### [Task statement]
From the entries below, copy out every line with "charged" in it.

### [Supplied material]
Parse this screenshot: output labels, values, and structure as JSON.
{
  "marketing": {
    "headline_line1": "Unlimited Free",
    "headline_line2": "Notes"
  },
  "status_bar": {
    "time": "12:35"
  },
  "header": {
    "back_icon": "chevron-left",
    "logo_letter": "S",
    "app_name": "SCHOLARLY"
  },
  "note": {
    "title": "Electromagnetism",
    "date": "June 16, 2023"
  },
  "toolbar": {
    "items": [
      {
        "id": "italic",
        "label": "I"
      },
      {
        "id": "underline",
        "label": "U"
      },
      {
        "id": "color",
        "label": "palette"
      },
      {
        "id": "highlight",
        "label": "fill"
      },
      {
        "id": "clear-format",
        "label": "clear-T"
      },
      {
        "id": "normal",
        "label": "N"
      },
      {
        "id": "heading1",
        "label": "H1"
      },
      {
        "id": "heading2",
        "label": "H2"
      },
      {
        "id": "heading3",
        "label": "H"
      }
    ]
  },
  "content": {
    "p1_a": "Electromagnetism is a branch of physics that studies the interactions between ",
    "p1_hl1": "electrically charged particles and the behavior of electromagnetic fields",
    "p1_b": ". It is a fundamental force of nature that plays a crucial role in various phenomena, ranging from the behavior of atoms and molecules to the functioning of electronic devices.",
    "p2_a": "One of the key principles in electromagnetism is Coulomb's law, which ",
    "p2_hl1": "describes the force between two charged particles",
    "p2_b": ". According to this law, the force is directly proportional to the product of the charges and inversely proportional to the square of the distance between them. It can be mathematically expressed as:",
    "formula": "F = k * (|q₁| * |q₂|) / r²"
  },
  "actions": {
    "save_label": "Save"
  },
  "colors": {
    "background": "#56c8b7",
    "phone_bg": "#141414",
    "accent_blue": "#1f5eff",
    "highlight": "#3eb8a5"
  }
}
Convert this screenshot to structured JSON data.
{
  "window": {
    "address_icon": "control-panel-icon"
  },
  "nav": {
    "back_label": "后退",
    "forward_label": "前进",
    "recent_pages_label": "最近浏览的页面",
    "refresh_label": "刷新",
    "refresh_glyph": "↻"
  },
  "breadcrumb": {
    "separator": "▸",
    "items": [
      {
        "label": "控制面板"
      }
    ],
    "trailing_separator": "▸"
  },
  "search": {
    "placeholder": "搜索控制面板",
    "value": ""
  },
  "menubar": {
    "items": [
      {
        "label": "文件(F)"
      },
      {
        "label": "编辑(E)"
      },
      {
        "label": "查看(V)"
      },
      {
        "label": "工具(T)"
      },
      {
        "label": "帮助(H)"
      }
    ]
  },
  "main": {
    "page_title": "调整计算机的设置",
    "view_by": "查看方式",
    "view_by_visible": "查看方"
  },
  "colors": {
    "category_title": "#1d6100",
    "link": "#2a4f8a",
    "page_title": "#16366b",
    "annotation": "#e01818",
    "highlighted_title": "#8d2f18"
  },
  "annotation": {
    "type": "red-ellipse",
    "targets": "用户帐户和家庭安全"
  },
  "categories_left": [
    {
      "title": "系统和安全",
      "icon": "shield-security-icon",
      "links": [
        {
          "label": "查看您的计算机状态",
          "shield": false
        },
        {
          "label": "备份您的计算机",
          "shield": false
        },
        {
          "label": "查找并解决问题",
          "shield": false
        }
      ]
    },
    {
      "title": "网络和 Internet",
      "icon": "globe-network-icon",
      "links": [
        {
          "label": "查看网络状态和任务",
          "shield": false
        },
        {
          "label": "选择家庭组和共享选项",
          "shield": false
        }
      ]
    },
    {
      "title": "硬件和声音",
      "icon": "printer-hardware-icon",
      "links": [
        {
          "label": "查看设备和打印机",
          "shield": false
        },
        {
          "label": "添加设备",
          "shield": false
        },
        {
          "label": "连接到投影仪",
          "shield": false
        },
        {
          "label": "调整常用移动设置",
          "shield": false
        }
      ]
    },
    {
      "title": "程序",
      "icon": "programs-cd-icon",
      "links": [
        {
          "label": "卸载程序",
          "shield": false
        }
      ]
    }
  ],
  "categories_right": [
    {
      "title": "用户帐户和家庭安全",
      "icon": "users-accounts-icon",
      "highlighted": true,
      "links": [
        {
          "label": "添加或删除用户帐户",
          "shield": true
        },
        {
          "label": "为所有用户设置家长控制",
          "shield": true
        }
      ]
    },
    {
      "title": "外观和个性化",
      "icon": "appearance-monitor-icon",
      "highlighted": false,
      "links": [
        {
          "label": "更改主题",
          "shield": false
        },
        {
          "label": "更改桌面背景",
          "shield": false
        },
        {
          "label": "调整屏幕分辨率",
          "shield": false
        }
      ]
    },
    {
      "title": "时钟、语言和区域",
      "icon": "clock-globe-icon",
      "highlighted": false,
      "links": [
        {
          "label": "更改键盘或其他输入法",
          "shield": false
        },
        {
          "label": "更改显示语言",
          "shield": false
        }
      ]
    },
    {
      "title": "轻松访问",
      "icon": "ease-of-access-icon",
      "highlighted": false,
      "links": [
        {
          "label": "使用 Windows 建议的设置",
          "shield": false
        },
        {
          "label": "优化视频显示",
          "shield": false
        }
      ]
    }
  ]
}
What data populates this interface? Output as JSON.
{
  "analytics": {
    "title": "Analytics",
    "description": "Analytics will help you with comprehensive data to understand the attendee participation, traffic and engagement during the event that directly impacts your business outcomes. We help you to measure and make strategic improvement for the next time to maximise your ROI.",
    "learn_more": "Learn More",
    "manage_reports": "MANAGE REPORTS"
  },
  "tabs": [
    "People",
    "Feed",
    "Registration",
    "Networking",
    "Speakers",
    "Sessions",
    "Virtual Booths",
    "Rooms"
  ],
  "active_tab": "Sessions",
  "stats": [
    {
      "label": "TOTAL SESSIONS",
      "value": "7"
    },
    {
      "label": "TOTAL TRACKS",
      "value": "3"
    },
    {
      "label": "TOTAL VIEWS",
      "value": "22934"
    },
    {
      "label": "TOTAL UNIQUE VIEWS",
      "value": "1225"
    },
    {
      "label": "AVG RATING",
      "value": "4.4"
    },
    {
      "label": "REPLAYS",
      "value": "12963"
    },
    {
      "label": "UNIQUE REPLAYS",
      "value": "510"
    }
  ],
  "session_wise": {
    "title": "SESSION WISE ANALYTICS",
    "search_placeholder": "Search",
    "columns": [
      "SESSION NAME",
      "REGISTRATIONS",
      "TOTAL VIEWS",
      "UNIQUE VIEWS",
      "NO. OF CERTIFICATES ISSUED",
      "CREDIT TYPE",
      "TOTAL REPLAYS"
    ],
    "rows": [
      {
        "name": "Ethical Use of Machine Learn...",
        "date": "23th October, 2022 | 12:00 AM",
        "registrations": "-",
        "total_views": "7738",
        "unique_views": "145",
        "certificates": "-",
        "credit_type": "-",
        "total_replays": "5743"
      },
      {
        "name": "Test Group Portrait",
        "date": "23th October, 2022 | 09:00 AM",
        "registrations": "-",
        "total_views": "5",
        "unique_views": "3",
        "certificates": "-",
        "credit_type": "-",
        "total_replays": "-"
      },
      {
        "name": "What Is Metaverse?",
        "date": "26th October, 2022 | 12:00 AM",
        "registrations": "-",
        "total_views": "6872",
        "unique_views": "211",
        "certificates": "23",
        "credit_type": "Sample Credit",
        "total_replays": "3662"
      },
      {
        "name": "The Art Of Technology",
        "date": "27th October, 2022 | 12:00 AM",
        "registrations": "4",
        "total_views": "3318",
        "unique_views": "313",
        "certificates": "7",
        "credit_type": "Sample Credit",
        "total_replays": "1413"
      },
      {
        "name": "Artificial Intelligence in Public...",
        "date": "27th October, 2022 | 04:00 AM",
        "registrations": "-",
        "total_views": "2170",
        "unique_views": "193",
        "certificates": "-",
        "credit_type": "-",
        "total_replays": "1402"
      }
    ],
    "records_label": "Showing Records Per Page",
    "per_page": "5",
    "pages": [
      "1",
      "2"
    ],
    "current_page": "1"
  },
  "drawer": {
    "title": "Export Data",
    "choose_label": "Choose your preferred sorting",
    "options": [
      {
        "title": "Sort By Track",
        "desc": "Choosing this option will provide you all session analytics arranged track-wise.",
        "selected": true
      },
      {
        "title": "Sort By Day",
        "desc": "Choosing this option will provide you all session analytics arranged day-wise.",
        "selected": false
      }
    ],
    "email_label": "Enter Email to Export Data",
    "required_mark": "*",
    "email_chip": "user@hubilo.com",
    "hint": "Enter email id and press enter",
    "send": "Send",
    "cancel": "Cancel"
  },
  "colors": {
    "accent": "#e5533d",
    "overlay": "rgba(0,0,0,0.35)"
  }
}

### [Completed exercise]
    "p1_hl1": "electrically charged particles and the behavior of electromagnetic fields",
    "p2_hl1": "describes the force between two charged particles",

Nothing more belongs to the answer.